■ Directive:
Count how many lines of the data include "time". The answer is that number and nothing else.

■ Material for this exercise:
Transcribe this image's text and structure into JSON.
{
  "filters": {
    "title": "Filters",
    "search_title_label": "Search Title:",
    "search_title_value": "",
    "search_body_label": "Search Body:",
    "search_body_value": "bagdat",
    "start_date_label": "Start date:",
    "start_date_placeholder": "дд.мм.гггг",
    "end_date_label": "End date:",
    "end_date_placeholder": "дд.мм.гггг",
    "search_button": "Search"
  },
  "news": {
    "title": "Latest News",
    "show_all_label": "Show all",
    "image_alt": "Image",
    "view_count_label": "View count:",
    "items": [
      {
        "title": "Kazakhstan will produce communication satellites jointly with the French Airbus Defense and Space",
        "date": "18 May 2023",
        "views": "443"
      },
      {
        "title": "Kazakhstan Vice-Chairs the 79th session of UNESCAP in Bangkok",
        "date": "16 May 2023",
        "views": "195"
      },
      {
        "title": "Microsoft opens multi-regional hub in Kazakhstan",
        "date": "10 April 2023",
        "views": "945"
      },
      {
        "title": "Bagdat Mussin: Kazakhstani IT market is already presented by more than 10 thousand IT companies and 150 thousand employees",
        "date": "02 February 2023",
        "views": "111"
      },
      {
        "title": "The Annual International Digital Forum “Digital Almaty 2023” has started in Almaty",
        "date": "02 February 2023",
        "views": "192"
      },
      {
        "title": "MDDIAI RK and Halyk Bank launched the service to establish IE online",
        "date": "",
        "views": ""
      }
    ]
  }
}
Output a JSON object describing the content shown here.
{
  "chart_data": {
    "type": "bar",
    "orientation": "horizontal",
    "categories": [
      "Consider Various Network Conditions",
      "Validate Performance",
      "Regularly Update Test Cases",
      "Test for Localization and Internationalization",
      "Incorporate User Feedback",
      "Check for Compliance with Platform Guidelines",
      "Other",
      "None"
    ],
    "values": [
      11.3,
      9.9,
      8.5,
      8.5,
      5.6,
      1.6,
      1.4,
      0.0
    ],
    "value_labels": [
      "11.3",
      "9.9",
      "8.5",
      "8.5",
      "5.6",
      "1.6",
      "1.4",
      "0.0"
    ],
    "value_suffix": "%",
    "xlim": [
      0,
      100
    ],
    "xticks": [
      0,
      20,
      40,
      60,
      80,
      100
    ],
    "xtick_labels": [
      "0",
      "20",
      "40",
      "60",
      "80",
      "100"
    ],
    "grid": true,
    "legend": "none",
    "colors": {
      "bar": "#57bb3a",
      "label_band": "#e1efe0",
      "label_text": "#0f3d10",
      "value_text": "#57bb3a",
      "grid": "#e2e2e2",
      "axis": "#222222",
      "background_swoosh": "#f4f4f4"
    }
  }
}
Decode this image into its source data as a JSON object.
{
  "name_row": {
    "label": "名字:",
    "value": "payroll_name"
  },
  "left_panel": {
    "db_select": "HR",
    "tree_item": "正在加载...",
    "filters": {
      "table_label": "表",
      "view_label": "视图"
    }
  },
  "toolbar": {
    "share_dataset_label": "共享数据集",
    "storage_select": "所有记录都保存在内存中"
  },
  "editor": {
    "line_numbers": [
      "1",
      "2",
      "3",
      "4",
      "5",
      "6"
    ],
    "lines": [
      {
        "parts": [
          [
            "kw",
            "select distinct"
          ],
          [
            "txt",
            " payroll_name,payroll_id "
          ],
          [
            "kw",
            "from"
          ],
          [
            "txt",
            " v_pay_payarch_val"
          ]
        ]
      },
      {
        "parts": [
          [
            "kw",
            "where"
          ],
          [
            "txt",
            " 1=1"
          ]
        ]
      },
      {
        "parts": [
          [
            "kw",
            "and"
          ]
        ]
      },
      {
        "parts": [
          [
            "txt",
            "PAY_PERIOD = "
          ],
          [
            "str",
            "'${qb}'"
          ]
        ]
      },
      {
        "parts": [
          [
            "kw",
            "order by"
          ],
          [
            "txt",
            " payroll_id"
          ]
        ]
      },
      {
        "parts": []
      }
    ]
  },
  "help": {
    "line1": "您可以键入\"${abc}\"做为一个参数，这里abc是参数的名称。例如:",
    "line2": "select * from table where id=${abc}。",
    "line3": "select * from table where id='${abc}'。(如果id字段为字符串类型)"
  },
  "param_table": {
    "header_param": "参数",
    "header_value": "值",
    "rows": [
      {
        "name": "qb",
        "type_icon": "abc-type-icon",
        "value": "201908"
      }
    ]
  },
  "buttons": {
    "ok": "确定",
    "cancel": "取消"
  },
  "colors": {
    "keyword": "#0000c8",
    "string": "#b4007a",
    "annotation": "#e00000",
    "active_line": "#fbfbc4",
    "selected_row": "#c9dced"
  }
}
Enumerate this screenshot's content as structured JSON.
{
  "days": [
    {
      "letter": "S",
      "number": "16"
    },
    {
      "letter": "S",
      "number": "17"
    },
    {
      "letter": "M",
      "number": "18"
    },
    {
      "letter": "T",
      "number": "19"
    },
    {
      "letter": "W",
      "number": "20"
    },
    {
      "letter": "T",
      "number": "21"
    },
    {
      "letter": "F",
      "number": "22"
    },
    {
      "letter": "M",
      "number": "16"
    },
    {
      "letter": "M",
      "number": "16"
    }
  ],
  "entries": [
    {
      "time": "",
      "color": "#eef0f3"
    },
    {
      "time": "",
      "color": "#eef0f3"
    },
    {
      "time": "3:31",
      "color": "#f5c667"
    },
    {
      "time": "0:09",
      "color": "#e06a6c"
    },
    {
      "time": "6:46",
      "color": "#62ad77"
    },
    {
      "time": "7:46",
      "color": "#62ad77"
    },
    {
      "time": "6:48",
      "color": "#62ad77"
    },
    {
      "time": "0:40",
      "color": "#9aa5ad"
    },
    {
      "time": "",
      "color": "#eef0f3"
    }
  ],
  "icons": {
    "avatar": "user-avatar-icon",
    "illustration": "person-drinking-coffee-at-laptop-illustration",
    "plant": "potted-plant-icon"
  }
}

■ Exercise output:
9